======== Records for this exercise ========
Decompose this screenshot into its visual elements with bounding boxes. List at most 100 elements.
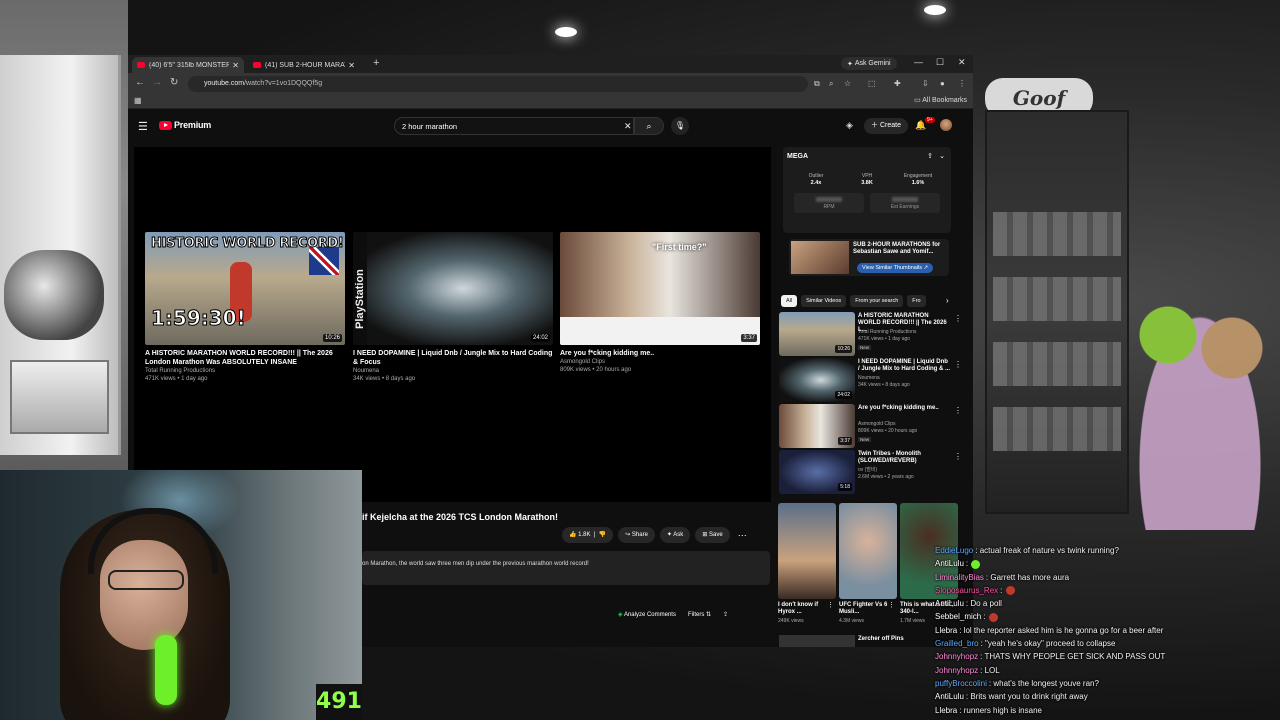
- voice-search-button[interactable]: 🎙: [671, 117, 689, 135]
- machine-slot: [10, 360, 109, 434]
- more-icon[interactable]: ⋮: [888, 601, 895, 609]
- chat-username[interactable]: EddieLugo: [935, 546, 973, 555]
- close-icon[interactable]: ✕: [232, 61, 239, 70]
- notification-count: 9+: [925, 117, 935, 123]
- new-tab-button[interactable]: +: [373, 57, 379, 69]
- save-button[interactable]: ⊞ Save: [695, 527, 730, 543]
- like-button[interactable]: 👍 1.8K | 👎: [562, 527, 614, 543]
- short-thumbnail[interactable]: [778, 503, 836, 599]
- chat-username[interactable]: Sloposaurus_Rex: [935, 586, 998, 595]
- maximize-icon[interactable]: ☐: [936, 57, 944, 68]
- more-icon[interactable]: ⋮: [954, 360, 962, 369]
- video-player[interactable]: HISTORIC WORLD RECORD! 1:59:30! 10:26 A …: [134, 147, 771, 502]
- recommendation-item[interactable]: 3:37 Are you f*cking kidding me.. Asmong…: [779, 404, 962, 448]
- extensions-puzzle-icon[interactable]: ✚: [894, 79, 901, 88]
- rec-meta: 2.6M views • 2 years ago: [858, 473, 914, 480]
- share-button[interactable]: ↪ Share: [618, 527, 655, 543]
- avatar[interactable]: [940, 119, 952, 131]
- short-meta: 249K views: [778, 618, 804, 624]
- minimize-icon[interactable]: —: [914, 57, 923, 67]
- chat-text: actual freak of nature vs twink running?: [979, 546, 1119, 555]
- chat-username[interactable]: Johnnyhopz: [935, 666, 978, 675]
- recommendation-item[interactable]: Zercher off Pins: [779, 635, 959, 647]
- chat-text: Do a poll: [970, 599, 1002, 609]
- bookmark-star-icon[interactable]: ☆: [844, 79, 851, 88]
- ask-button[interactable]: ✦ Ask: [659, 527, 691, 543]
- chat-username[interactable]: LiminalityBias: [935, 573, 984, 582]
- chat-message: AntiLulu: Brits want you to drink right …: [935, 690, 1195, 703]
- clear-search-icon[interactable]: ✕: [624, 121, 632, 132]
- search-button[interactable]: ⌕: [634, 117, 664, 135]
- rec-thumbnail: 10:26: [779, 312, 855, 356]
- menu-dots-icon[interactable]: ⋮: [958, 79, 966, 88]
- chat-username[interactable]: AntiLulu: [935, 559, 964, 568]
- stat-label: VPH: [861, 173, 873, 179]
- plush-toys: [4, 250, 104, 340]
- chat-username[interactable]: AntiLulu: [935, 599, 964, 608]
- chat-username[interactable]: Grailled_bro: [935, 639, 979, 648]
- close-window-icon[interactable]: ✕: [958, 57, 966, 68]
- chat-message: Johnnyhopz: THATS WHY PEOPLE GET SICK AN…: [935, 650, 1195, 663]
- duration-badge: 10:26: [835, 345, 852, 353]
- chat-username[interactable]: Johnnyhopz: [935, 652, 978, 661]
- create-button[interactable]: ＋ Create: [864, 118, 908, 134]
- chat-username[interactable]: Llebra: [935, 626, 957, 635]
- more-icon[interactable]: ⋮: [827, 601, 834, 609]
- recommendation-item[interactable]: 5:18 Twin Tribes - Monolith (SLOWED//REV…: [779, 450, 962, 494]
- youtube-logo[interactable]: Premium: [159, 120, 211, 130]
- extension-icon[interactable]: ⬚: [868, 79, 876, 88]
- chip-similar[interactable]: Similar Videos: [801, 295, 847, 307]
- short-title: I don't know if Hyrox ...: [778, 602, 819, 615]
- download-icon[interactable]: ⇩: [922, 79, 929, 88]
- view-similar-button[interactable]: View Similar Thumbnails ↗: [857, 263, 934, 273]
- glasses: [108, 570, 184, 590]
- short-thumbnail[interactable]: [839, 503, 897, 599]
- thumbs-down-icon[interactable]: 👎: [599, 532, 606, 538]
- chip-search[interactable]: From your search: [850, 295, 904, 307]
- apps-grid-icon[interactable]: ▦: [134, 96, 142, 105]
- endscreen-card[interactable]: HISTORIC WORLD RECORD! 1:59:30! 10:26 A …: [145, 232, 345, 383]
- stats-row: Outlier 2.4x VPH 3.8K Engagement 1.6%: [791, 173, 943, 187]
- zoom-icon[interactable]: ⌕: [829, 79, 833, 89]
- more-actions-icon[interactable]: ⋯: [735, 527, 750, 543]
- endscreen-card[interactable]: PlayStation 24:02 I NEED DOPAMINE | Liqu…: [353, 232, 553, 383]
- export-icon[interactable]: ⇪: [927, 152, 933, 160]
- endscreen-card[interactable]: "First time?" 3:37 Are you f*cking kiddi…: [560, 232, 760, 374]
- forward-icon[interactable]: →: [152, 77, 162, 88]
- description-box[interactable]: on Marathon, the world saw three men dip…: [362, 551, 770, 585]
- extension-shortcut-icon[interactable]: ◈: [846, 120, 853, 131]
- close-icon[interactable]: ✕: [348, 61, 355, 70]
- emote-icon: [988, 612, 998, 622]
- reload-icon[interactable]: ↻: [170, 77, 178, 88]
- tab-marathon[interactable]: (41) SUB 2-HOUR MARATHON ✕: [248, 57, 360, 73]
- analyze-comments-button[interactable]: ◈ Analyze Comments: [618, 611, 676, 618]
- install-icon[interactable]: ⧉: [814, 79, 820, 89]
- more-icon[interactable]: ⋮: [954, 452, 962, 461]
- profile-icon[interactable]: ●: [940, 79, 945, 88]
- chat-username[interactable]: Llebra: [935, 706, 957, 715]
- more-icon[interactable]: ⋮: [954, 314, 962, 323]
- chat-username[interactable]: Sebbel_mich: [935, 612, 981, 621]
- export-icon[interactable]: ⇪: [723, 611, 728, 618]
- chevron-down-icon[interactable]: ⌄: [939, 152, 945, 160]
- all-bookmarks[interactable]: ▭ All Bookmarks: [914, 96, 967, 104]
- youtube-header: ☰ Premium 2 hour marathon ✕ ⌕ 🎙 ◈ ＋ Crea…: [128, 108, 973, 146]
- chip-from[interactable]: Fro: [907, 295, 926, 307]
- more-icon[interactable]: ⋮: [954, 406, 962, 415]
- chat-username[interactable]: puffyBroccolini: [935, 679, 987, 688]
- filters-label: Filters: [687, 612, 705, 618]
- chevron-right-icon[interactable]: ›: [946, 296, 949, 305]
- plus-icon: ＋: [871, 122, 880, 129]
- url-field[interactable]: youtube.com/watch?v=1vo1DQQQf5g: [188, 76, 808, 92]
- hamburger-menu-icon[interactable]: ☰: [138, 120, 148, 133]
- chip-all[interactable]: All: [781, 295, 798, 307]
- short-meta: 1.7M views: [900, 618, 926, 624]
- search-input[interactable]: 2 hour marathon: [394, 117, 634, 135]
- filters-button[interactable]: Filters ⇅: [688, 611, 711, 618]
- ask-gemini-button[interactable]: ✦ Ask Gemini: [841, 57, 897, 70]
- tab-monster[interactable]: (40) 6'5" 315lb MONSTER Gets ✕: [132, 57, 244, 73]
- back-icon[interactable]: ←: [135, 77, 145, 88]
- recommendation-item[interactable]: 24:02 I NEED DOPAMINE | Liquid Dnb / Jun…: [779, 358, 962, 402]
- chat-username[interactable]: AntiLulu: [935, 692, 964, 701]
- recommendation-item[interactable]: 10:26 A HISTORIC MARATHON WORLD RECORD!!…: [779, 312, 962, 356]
========
• [Given exercise] Reproduce every line of the records above without a single change, leaving out the pictures.

• [Exercise solution]
Decompose this screenshot into its visual elements with bounding boxes. List at most 100 elements.
- voice-search-button[interactable]: 🎙: [671, 117, 689, 135]
- machine-slot: [10, 360, 109, 434]
- more-icon[interactable]: ⋮: [888, 601, 895, 609]
- chat-username[interactable]: EddieLugo: [935, 546, 973, 555]
- close-icon[interactable]: ✕: [232, 61, 239, 70]
- notification-count: 9+: [925, 117, 935, 123]
- new-tab-button[interactable]: +: [373, 57, 379, 69]
- save-button[interactable]: ⊞ Save: [695, 527, 730, 543]
- like-button[interactable]: 👍 1.8K | 👎: [562, 527, 614, 543]
- short-thumbnail[interactable]: [778, 503, 836, 599]
- chat-username[interactable]: Sloposaurus_Rex: [935, 586, 998, 595]
- maximize-icon[interactable]: ☐: [936, 57, 944, 68]
- more-icon[interactable]: ⋮: [954, 360, 962, 369]
- video-player[interactable]: HISTORIC WORLD RECORD! 1:59:30! 10:26 A …: [134, 147, 771, 502]
- recommendation-item[interactable]: 3:37 Are you f*cking kidding me.. Asmong…: [779, 404, 962, 448]
- extensions-puzzle-icon[interactable]: ✚: [894, 79, 901, 88]
- rec-meta: 2.6M views • 2 years ago: [858, 473, 914, 480]
- share-button[interactable]: ↪ Share: [618, 527, 655, 543]
- avatar[interactable]: [940, 119, 952, 131]
- short-meta: 249K views: [778, 618, 804, 624]
- minimize-icon[interactable]: —: [914, 57, 923, 67]
- chat-text: actual freak of nature vs twink running?: [979, 546, 1119, 555]
- chat-username[interactable]: Johnnyhopz: [935, 666, 978, 675]
- recommendation-item[interactable]: Zercher off Pins: [779, 635, 959, 647]
- chat-text: Do a poll: [970, 599, 1002, 609]
- bookmark-star-icon[interactable]: ☆: [844, 79, 851, 88]
- ask-button[interactable]: ✦ Ask: [659, 527, 691, 543]
- chat-username[interactable]: LiminalityBias: [935, 573, 984, 582]
- chat-message: AntiLulu: Brits want you to drink right …: [935, 690, 1195, 703]
- clear-search-icon[interactable]: ✕: [624, 121, 632, 132]
- search-button[interactable]: ⌕: [634, 117, 664, 135]
- rec-thumbnail: 10:26: [779, 312, 855, 356]
- menu-dots-icon[interactable]: ⋮: [958, 79, 966, 88]
- chat-username[interactable]: AntiLulu: [935, 559, 964, 568]
- stat-label: VPH: [861, 173, 873, 179]
- plush-toys: [4, 250, 104, 340]
- chat-username[interactable]: AntiLulu: [935, 599, 964, 608]
- chat-username[interactable]: Grailled_bro: [935, 639, 979, 648]
- close-window-icon[interactable]: ✕: [958, 57, 966, 68]
- chat-message: Johnnyhopz: THATS WHY PEOPLE GET SICK AN…: [935, 650, 1195, 663]
- duration-badge: 10:26: [835, 345, 852, 353]
- chat-username[interactable]: Johnnyhopz: [935, 652, 978, 661]
- create-button[interactable]: ＋ Create: [864, 118, 908, 134]
- chat-username[interactable]: Llebra: [935, 626, 957, 635]
- more-icon[interactable]: ⋮: [827, 601, 834, 609]
- recommendation-item[interactable]: 5:18 Twin Tribes - Monolith (SLOWED//REV…: [779, 450, 962, 494]
- youtube-logo[interactable]: Premium: [159, 120, 211, 130]
- extension-icon[interactable]: ⬚: [868, 79, 876, 88]
- chip-similar[interactable]: Similar Videos: [801, 295, 847, 307]
- short-title: I don't know if Hyrox ...: [778, 602, 819, 615]
- download-icon[interactable]: ⇩: [922, 79, 929, 88]
- view-similar-button[interactable]: View Similar Thumbnails ↗: [857, 263, 934, 273]
- glasses: [108, 570, 184, 590]
- short-thumbnail[interactable]: [839, 503, 897, 599]
- thumbs-down-icon[interactable]: 👎: [599, 532, 606, 538]
- chip-search[interactable]: From your search: [850, 295, 904, 307]
- apps-grid-icon[interactable]: ▦: [134, 96, 142, 105]
- endscreen-card[interactable]: HISTORIC WORLD RECORD! 1:59:30! 10:26 A …: [145, 232, 345, 383]
- stats-row: Outlier 2.4x VPH 3.8K Engagement 1.6%: [791, 173, 943, 187]
- zoom-icon[interactable]: ⌕: [829, 79, 833, 89]
- more-actions-icon[interactable]: ⋯: [735, 527, 750, 543]
- endscreen-card[interactable]: PlayStation 24:02 I NEED DOPAMINE | Liqu…: [353, 232, 553, 383]
- export-icon[interactable]: ⇪: [927, 152, 933, 160]
- endscreen-card[interactable]: "First time?" 3:37 Are you f*cking kiddi…: [560, 232, 760, 374]
- forward-icon[interactable]: →: [152, 77, 162, 88]
- description-box[interactable]: on Marathon, the world saw three men dip…: [362, 551, 770, 585]
- extension-shortcut-icon[interactable]: ◈: [846, 120, 853, 131]
- close-icon[interactable]: ✕: [348, 61, 355, 70]
- emote-icon: [988, 612, 998, 622]
- reload-icon[interactable]: ↻: [170, 77, 178, 88]
- tab-marathon[interactable]: (41) SUB 2-HOUR MARATHON ✕: [248, 57, 360, 73]
- analyze-comments-button[interactable]: ◈ Analyze Comments: [618, 611, 676, 618]
- install-icon[interactable]: ⧉: [814, 79, 820, 89]
- more-icon[interactable]: ⋮: [954, 452, 962, 461]
- profile-icon[interactable]: ●: [940, 79, 945, 88]
- chat-username[interactable]: Llebra: [935, 706, 957, 715]
- more-icon[interactable]: ⋮: [954, 314, 962, 323]
- chat-username[interactable]: Sebbel_mich: [935, 612, 981, 621]
- export-icon[interactable]: ⇪: [723, 611, 728, 618]
- chevron-down-icon[interactable]: ⌄: [939, 152, 945, 160]
- all-bookmarks[interactable]: ▭ All Bookmarks: [914, 96, 967, 104]
- youtube-header: ☰ Premium 2 hour marathon ✕ ⌕ 🎙 ◈ ＋ Crea…: [128, 108, 973, 146]
- chip-from[interactable]: Fro: [907, 295, 926, 307]
- more-icon[interactable]: ⋮: [954, 406, 962, 415]
- chat-username[interactable]: puffyBroccolini: [935, 679, 987, 688]
- filters-label: Filters: [687, 612, 705, 618]
- chevron-right-icon[interactable]: ›: [946, 296, 949, 305]
- plus-icon: ＋: [871, 122, 880, 129]
- url-field[interactable]: youtube.com/watch?v=1vo1DQQQf5g: [188, 76, 808, 92]
- hamburger-menu-icon[interactable]: ☰: [138, 120, 148, 133]
- chip-all[interactable]: All: [781, 295, 798, 307]
- short-meta: 1.7M views: [900, 618, 926, 624]
- search-input[interactable]: 2 hour marathon: [394, 117, 634, 135]
- filters-button[interactable]: Filters ⇅: [688, 611, 711, 618]
- ask-gemini-button[interactable]: ✦ Ask Gemini: [841, 57, 897, 70]
- tab-monster[interactable]: (40) 6'5" 315lb MONSTER Gets ✕: [132, 57, 244, 73]
- back-icon[interactable]: ←: [135, 77, 145, 88]
- recommendation-item[interactable]: 24:02 I NEED DOPAMINE | Liquid Dnb / Jun…: [779, 358, 962, 402]
- chat-username[interactable]: AntiLulu: [935, 692, 964, 701]
- recommendation-item[interactable]: 10:26 A HISTORIC MARATHON WORLD RECORD!!…: [779, 312, 962, 356]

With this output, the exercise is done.